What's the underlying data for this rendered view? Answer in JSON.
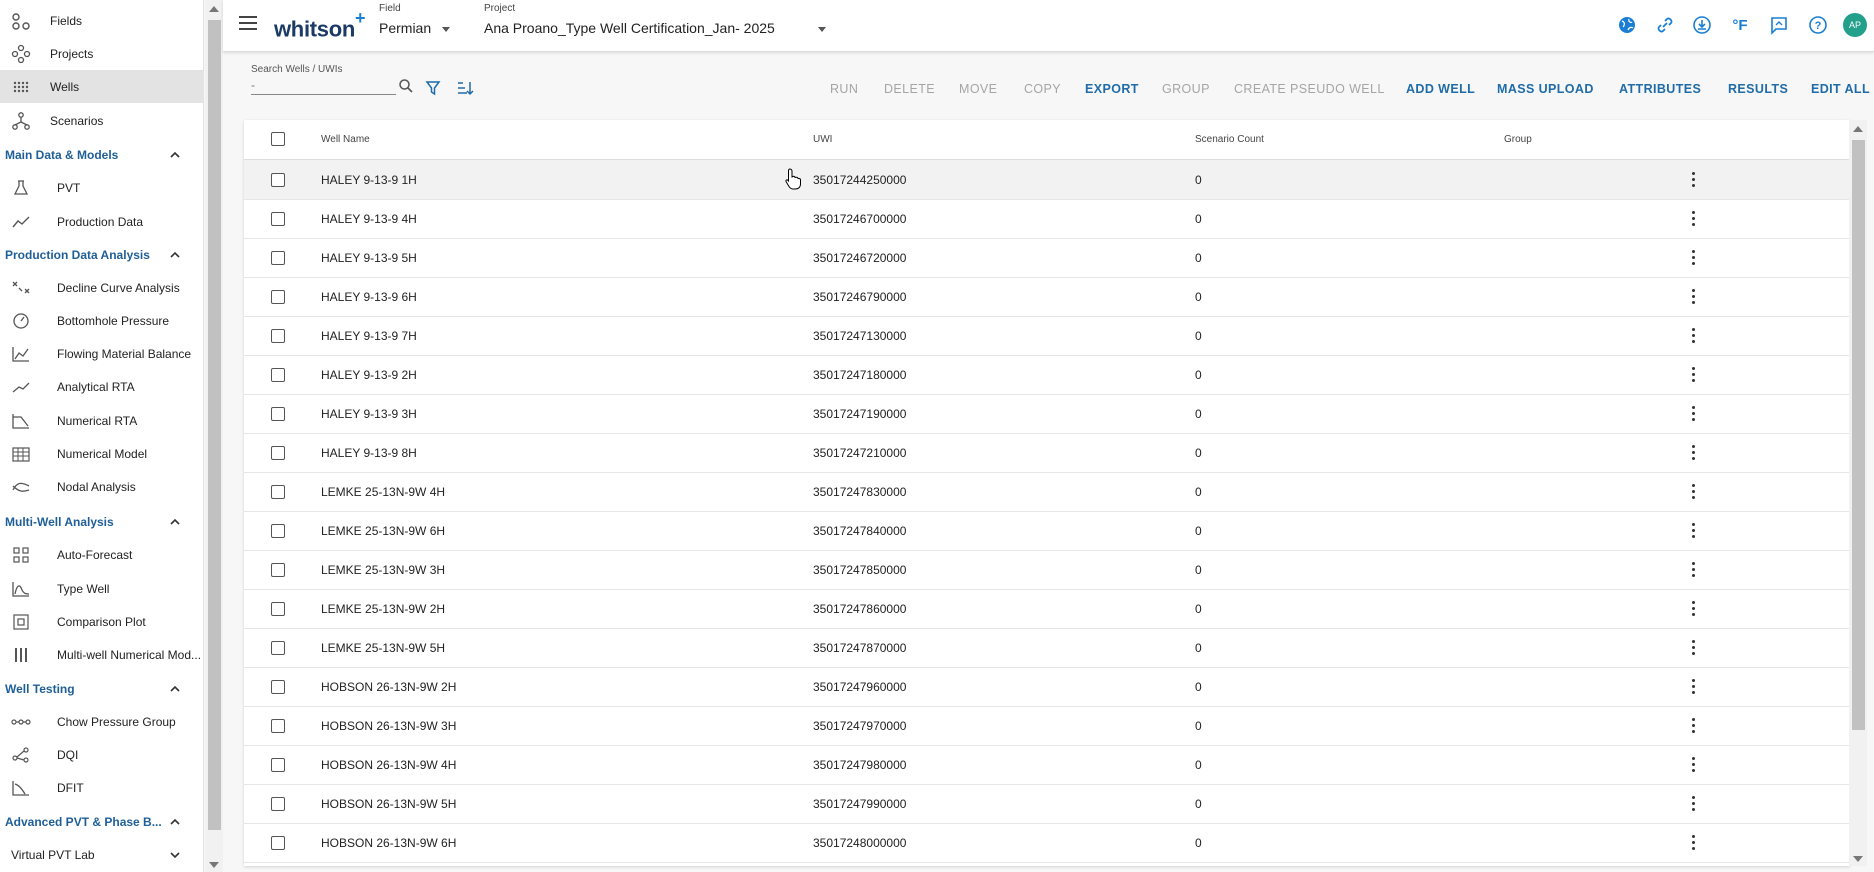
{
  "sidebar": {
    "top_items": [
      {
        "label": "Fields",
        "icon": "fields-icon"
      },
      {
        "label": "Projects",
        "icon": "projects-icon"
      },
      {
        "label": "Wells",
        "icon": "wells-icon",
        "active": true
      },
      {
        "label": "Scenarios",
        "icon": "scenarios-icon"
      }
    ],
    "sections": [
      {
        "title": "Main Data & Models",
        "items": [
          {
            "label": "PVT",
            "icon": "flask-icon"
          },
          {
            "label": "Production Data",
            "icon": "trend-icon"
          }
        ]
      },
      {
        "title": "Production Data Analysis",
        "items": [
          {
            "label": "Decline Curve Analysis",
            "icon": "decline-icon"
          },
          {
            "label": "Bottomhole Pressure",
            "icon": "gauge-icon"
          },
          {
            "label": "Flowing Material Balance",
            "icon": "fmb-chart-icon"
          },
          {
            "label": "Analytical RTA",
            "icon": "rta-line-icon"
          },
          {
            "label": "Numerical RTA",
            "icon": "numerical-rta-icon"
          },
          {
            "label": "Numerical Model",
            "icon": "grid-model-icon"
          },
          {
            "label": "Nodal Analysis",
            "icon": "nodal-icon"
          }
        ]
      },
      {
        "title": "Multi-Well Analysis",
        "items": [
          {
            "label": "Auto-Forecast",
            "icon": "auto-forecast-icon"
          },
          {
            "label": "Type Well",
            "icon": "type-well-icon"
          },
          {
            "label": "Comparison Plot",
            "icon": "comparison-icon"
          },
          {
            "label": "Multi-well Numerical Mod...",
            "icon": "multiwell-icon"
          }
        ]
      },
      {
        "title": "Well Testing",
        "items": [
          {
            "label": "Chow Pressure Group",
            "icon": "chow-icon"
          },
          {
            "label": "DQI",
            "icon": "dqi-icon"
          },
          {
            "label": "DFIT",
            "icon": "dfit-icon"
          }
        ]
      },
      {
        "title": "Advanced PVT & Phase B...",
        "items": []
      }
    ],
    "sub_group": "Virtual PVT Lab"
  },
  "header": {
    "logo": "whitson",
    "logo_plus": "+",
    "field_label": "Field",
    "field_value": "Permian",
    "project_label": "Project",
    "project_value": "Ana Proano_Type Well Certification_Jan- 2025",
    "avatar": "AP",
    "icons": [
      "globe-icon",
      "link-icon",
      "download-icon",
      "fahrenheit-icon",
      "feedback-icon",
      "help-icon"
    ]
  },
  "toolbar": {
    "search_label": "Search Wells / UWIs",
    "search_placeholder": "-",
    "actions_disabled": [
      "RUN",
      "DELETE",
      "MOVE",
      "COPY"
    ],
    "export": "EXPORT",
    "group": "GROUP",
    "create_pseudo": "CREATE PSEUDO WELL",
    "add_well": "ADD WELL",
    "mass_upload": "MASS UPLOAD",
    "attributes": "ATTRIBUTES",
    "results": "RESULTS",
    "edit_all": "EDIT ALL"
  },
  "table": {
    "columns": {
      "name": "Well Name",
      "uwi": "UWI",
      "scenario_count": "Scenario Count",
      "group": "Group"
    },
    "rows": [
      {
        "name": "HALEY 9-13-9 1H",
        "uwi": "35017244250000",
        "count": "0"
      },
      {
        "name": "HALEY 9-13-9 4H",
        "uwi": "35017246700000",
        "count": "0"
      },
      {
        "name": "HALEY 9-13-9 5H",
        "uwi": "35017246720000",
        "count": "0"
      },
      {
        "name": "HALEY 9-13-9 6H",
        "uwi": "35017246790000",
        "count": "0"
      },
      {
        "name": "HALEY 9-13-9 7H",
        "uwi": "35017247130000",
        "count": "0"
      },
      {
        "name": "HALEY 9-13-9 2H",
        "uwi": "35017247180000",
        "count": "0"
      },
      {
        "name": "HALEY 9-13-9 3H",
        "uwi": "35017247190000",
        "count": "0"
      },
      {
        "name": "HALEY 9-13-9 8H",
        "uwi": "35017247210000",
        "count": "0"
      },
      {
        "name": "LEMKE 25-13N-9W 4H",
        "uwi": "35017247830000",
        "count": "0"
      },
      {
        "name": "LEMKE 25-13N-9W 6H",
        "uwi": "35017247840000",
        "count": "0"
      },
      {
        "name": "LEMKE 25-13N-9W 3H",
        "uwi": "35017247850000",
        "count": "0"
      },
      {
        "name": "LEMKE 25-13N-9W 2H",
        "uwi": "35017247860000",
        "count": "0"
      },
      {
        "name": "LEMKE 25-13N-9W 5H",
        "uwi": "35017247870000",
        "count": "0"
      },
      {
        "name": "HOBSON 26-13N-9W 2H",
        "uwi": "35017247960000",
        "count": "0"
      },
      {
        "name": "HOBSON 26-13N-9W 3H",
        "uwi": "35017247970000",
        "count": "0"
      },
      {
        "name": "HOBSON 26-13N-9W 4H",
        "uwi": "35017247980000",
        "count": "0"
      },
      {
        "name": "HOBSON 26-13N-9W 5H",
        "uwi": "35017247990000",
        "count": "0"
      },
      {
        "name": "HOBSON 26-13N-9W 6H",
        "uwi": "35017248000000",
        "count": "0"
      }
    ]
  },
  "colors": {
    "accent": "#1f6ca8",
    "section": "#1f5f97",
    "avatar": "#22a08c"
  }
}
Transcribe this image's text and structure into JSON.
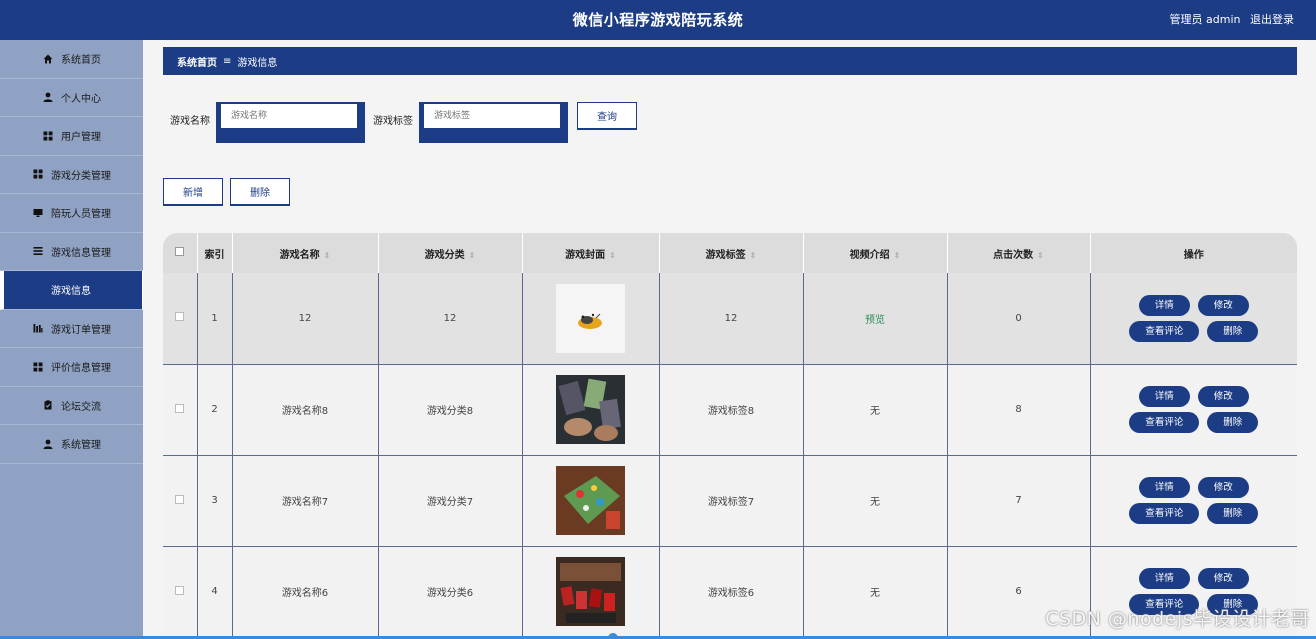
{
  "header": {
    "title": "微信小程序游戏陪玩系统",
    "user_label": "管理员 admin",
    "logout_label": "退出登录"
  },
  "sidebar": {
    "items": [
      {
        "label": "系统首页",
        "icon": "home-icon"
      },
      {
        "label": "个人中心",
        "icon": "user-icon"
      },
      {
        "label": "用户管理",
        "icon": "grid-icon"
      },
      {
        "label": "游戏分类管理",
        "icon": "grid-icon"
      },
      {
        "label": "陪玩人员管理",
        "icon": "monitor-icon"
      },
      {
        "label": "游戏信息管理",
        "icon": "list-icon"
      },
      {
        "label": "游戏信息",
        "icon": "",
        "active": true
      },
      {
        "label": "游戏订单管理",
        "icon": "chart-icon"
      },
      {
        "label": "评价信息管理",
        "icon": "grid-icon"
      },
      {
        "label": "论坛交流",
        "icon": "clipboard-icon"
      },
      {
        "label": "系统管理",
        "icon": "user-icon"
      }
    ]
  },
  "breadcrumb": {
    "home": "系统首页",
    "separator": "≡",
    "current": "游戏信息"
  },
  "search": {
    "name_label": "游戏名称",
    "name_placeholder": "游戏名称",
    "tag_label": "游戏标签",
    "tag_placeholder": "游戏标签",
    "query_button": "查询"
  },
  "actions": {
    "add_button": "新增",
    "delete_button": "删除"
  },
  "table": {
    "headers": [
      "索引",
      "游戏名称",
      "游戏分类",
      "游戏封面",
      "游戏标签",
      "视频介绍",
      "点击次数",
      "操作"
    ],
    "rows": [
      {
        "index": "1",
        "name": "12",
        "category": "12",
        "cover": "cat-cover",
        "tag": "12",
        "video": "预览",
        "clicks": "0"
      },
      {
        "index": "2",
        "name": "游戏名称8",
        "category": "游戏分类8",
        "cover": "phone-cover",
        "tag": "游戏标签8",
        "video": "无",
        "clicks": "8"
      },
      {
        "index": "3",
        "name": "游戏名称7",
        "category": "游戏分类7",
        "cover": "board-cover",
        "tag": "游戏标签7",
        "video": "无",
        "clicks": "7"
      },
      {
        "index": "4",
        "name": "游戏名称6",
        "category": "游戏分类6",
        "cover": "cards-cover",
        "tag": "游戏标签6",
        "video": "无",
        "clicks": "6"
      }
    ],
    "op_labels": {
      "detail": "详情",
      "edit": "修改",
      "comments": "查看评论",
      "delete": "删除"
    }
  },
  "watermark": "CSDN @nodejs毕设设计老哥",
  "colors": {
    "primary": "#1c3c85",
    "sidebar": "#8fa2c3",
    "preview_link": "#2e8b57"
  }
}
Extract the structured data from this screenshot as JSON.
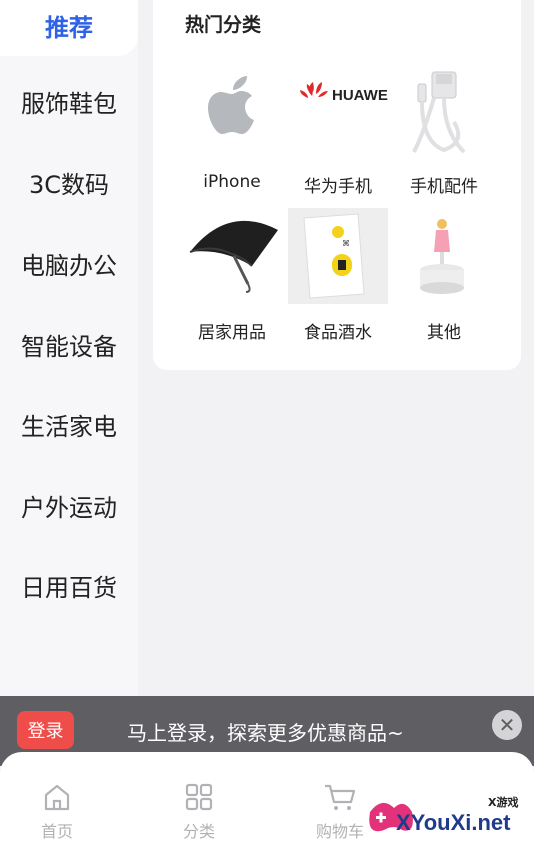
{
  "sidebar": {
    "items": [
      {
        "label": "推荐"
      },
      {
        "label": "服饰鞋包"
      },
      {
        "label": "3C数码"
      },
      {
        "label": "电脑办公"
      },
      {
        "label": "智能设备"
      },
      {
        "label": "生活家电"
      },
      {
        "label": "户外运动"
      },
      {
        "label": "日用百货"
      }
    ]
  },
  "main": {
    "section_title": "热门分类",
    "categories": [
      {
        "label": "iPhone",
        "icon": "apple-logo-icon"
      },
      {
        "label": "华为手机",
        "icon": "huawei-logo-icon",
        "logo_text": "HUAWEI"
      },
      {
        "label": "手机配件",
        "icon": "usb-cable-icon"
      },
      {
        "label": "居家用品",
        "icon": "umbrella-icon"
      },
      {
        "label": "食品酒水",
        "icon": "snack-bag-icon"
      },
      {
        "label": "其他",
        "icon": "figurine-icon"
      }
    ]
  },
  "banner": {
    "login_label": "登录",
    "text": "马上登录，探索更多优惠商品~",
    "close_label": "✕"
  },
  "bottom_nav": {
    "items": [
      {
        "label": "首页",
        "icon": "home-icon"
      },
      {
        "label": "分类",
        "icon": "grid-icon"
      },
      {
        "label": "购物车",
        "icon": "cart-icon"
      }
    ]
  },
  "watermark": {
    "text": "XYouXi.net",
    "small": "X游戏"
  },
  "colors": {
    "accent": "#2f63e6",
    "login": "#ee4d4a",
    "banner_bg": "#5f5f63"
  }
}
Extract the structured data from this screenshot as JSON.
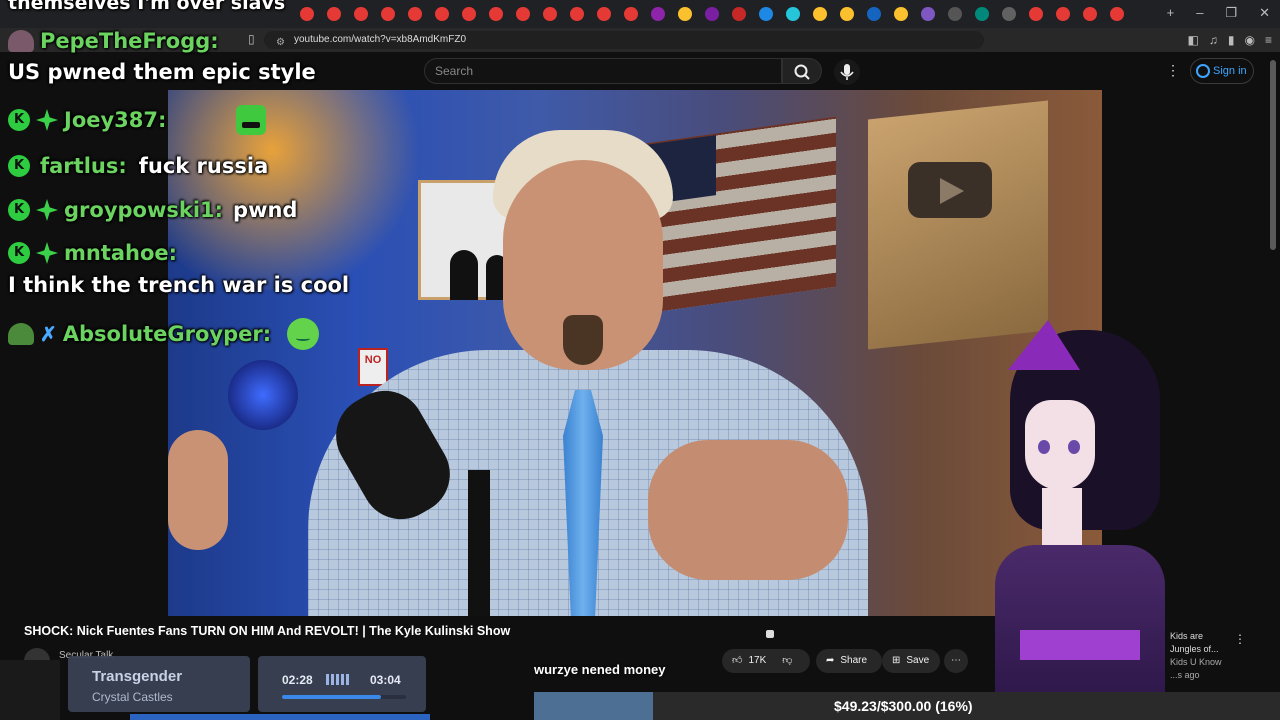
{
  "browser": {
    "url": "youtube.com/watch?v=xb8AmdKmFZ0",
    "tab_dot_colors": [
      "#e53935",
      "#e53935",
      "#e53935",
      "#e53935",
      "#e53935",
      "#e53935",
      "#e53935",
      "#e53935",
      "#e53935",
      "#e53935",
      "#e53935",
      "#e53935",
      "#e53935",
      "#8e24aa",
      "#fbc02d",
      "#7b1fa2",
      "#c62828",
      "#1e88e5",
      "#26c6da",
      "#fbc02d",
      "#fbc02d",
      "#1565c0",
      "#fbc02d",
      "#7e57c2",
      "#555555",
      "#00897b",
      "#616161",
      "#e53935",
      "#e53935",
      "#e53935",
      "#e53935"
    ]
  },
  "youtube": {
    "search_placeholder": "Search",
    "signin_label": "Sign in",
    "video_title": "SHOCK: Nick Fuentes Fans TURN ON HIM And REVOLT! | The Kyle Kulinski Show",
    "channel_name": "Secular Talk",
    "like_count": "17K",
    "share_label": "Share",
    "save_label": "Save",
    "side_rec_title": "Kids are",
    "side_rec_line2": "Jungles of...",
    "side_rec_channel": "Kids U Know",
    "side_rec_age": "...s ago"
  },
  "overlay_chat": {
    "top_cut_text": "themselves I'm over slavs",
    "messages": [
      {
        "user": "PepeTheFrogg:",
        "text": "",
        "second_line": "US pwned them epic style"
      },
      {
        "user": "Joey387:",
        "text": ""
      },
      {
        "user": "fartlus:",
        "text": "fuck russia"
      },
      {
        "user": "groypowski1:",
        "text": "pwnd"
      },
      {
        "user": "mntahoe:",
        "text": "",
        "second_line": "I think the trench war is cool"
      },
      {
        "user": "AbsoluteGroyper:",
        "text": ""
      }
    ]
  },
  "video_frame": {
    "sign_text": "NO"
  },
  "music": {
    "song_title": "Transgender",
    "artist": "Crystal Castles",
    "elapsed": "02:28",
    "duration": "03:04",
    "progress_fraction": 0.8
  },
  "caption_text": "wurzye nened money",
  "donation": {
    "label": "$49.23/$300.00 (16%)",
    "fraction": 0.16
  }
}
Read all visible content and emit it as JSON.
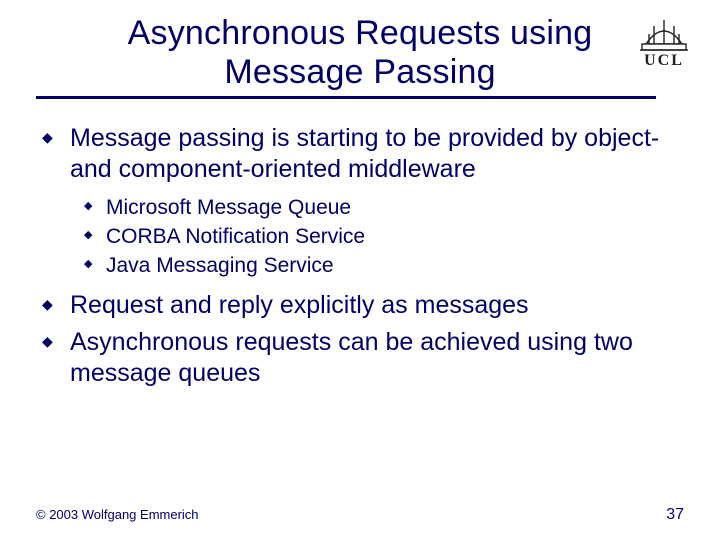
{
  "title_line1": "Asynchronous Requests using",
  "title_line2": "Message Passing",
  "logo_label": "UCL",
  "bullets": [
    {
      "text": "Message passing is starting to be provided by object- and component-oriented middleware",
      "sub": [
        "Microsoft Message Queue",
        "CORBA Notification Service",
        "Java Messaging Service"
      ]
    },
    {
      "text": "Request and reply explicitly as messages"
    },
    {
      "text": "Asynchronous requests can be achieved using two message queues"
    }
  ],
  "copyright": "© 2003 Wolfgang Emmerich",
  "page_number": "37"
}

▸ GOAL:
Among the lines of the material, find those that hold the word "HOBSON" and copy them.

▸ WRITTEN RESPONSE:
        "name": "HOBSON 26-13N-9W 2H",
        "name": "HOBSON 26-13N-9W 3H",
        "name": "HOBSON 26-13N-9W 4H",
        "name": "HOBSON 26-13N-9W 5H",
        "name": "HOBSON 26-13N-9W 6H",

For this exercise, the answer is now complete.